• [PROBLEM REQUIREMENTS] Pick out each line below containing "Count".

........

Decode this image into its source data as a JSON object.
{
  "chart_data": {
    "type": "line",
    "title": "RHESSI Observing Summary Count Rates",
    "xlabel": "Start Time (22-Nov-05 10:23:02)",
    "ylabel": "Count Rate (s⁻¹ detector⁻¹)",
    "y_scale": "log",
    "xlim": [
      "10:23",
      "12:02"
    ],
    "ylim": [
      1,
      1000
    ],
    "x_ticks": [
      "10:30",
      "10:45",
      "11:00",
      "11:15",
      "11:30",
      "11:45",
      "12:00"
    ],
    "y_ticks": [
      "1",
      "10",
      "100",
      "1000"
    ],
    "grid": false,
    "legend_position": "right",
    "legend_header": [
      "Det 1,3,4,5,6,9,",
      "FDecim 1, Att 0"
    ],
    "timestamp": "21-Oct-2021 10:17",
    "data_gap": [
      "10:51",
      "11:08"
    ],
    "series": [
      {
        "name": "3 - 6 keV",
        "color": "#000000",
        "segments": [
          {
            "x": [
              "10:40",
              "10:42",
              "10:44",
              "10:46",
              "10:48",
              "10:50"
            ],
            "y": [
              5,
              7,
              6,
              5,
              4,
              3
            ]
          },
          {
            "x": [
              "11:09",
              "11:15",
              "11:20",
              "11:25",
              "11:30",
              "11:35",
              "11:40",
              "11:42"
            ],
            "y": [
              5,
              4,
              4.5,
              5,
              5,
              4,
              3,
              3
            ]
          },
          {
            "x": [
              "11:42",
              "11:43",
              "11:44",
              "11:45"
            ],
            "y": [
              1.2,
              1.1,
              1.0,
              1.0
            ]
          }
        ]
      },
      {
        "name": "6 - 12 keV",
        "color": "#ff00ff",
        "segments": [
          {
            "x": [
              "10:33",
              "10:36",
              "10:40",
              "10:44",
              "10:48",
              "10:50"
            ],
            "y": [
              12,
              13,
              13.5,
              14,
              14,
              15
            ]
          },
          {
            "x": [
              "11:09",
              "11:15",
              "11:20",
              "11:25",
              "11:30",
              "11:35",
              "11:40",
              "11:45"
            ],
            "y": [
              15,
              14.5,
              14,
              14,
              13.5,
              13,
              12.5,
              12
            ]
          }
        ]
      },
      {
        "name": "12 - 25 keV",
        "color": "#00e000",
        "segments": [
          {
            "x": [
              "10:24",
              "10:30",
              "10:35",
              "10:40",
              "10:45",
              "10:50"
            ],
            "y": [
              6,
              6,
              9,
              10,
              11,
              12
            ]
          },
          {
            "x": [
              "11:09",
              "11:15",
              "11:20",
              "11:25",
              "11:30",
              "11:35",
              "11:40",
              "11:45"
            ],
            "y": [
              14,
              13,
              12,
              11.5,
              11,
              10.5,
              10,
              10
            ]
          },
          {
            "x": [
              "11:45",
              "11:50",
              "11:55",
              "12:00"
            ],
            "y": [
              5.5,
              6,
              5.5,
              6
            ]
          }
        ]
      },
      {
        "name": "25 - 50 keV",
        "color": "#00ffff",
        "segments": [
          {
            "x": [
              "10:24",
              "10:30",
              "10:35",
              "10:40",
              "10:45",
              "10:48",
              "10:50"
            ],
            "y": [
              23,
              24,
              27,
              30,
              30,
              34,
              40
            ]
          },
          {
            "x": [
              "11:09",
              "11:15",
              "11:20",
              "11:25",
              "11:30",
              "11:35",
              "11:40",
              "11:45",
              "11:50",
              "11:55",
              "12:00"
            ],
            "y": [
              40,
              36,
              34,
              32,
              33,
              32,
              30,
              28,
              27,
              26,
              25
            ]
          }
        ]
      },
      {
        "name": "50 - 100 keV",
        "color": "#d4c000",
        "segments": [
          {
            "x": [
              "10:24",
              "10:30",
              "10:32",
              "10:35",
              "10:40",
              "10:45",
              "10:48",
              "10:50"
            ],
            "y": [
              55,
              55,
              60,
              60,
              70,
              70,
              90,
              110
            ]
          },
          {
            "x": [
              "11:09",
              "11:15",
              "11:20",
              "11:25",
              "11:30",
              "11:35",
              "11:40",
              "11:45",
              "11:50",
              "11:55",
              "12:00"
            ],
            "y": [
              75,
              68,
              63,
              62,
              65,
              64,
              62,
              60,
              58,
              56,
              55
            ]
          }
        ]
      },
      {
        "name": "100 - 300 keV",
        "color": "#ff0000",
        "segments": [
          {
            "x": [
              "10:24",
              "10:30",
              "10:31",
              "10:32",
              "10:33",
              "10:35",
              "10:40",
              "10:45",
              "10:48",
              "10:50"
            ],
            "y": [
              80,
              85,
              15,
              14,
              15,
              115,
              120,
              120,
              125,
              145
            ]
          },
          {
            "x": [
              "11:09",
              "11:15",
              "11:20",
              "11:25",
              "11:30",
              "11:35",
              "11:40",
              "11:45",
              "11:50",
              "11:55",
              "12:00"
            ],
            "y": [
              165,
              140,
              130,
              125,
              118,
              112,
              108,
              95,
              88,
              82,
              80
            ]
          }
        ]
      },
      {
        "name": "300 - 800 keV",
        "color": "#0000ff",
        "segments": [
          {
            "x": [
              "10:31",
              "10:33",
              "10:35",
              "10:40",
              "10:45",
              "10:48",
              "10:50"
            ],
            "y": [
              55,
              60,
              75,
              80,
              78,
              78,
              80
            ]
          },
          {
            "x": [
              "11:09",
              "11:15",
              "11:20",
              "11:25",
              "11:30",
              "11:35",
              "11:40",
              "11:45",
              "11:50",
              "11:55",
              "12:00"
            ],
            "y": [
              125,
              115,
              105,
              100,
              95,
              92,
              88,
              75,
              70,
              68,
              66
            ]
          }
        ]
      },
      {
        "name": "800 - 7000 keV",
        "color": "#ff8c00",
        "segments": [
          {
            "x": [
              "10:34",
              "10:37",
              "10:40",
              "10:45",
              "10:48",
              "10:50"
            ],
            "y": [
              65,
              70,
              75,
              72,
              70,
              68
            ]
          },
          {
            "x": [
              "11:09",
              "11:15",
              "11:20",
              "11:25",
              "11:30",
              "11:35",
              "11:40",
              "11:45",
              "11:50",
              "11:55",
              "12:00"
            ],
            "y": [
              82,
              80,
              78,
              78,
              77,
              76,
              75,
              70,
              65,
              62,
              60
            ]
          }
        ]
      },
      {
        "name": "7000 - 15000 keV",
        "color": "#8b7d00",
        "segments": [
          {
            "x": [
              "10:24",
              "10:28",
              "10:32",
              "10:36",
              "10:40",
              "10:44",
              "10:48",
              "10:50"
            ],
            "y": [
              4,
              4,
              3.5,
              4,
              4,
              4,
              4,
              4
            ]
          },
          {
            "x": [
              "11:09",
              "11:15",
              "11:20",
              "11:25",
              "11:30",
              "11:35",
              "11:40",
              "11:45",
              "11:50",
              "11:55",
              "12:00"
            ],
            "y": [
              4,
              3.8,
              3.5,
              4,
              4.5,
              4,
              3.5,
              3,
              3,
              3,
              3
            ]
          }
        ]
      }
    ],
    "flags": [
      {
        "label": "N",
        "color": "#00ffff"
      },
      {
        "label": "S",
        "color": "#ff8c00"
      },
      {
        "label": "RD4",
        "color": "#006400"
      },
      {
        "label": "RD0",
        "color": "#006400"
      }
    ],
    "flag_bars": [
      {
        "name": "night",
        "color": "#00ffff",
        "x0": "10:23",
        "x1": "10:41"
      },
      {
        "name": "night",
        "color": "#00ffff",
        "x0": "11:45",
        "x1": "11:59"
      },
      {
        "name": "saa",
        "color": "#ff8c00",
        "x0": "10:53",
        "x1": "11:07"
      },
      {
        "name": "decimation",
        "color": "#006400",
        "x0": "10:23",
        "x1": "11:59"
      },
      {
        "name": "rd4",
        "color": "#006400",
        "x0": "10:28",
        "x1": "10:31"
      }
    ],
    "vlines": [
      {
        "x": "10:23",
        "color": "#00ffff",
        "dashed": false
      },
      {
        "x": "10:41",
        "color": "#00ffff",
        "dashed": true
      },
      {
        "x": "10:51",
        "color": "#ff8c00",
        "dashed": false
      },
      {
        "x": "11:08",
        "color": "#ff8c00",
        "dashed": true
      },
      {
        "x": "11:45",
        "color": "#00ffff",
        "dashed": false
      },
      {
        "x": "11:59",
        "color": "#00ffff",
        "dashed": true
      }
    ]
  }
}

........

• [RIGHT ANSWER]
    "title": "RHESSI Observing Summary Count Rates",
    "ylabel": "Count Rate (s⁻¹ detector⁻¹)",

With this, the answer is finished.